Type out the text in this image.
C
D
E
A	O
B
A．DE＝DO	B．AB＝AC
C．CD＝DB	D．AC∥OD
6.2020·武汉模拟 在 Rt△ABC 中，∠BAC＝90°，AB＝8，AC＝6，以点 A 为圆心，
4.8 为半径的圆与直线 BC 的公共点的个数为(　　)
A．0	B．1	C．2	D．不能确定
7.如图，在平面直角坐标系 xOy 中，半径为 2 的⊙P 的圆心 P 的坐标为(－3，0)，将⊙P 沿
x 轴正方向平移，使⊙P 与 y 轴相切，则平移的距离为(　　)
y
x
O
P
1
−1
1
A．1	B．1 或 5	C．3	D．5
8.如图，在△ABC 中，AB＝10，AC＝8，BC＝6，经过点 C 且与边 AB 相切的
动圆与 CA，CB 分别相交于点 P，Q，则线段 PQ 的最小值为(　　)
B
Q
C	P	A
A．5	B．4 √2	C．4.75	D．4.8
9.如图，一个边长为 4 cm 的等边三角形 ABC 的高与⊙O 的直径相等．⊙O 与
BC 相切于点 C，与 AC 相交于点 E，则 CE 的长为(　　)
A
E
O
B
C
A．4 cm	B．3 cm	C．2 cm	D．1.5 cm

▶ [YOUR TASK] Write out the data again, exactly and in full.

▶ [ANSWER BELOW]
Type out the text in this image.
C
D
E
A	O
B
A．DE＝DO	B．AB＝AC
C．CD＝DB	D．AC∥OD
6.2020·武汉模拟 在 Rt△ABC 中，∠BAC＝90°，AB＝8，AC＝6，以点 A 为圆心，
4.8 为半径的圆与直线 BC 的公共点的个数为(　　)
A．0	B．1	C．2	D．不能确定
7.如图，在平面直角坐标系 xOy 中，半径为 2 的⊙P 的圆心 P 的坐标为(－3，0)，将⊙P 沿
x 轴正方向平移，使⊙P 与 y 轴相切，则平移的距离为(　　)
y
x
O
P
1
−1
1
A．1	B．1 或 5	C．3	D．5
8.如图，在△ABC 中，AB＝10，AC＝8，BC＝6，经过点 C 且与边 AB 相切的
动圆与 CA，CB 分别相交于点 P，Q，则线段 PQ 的最小值为(　　)
B
Q
C	P	A
A．5	B．4 √2	C．4.75	D．4.8
9.如图，一个边长为 4 cm 的等边三角形 ABC 的高与⊙O 的直径相等．⊙O 与
BC 相切于点 C，与 AC 相交于点 E，则 CE 的长为(　　)
A
E
O
B
C
A．4 cm	B．3 cm	C．2 cm	D．1.5 cm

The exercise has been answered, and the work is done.